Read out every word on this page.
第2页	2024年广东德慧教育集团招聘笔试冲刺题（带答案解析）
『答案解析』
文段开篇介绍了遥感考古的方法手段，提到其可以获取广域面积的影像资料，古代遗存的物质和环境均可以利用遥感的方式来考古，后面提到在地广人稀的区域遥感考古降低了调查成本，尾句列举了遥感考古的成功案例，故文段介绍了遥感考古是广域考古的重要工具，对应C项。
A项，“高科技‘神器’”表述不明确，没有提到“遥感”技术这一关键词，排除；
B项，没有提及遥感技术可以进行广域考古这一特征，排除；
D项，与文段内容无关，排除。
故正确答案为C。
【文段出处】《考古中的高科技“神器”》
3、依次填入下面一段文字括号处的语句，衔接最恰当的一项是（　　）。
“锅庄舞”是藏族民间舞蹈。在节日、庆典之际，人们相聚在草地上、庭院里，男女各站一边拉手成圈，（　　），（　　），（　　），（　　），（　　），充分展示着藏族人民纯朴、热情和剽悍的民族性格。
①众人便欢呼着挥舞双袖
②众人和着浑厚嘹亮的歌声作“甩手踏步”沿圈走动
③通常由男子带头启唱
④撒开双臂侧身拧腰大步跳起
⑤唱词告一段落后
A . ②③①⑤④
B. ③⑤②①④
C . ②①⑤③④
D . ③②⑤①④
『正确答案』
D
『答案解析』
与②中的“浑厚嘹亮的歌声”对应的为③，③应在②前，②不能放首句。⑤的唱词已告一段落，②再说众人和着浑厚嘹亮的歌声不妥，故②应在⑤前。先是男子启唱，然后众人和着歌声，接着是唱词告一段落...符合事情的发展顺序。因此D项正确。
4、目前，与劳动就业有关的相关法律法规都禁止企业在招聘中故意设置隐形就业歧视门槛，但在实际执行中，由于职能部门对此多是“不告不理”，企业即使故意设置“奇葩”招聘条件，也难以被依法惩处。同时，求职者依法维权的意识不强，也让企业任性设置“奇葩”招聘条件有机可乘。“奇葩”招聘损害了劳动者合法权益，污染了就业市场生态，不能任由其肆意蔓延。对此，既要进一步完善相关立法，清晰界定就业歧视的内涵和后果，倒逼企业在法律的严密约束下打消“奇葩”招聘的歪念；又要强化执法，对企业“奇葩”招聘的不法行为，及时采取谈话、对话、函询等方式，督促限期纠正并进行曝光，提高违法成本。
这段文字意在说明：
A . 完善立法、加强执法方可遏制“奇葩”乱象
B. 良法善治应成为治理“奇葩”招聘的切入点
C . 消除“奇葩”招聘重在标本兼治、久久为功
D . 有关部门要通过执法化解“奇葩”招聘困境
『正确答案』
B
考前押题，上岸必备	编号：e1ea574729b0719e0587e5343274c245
------------
Reproduce the whole listing word for word.

- Result of this task:
Read out every word on this page.
第2页	2024年广东德慧教育集团招聘笔试冲刺题（带答案解析）
『答案解析』
文段开篇介绍了遥感考古的方法手段，提到其可以获取广域面积的影像资料，古代遗存的物质和环境均可以利用遥感的方式来考古，后面提到在地广人稀的区域遥感考古降低了调查成本，尾句列举了遥感考古的成功案例，故文段介绍了遥感考古是广域考古的重要工具，对应C项。
A项，“高科技‘神器’”表述不明确，没有提到“遥感”技术这一关键词，排除；
B项，没有提及遥感技术可以进行广域考古这一特征，排除；
D项，与文段内容无关，排除。
故正确答案为C。
【文段出处】《考古中的高科技“神器”》
3、依次填入下面一段文字括号处的语句，衔接最恰当的一项是（　　）。
“锅庄舞”是藏族民间舞蹈。在节日、庆典之际，人们相聚在草地上、庭院里，男女各站一边拉手成圈，（　　），（　　），（　　），（　　），（　　），充分展示着藏族人民纯朴、热情和剽悍的民族性格。
①众人便欢呼着挥舞双袖
②众人和着浑厚嘹亮的歌声作“甩手踏步”沿圈走动
③通常由男子带头启唱
④撒开双臂侧身拧腰大步跳起
⑤唱词告一段落后
A . ②③①⑤④
B. ③⑤②①④
C . ②①⑤③④
D . ③②⑤①④
『正确答案』
D
『答案解析』
与②中的“浑厚嘹亮的歌声”对应的为③，③应在②前，②不能放首句。⑤的唱词已告一段落，②再说众人和着浑厚嘹亮的歌声不妥，故②应在⑤前。先是男子启唱，然后众人和着歌声，接着是唱词告一段落...符合事情的发展顺序。因此D项正确。
4、目前，与劳动就业有关的相关法律法规都禁止企业在招聘中故意设置隐形就业歧视门槛，但在实际执行中，由于职能部门对此多是“不告不理”，企业即使故意设置“奇葩”招聘条件，也难以被依法惩处。同时，求职者依法维权的意识不强，也让企业任性设置“奇葩”招聘条件有机可乘。“奇葩”招聘损害了劳动者合法权益，污染了就业市场生态，不能任由其肆意蔓延。对此，既要进一步完善相关立法，清晰界定就业歧视的内涵和后果，倒逼企业在法律的严密约束下打消“奇葩”招聘的歪念；又要强化执法，对企业“奇葩”招聘的不法行为，及时采取谈话、对话、函询等方式，督促限期纠正并进行曝光，提高违法成本。
这段文字意在说明：
A . 完善立法、加强执法方可遏制“奇葩”乱象
B. 良法善治应成为治理“奇葩”招聘的切入点
C . 消除“奇葩”招聘重在标本兼治、久久为功
D . 有关部门要通过执法化解“奇葩”招聘困境
『正确答案』
B
考前押题，上岸必备	编号：e1ea574729b0719e0587e5343274c245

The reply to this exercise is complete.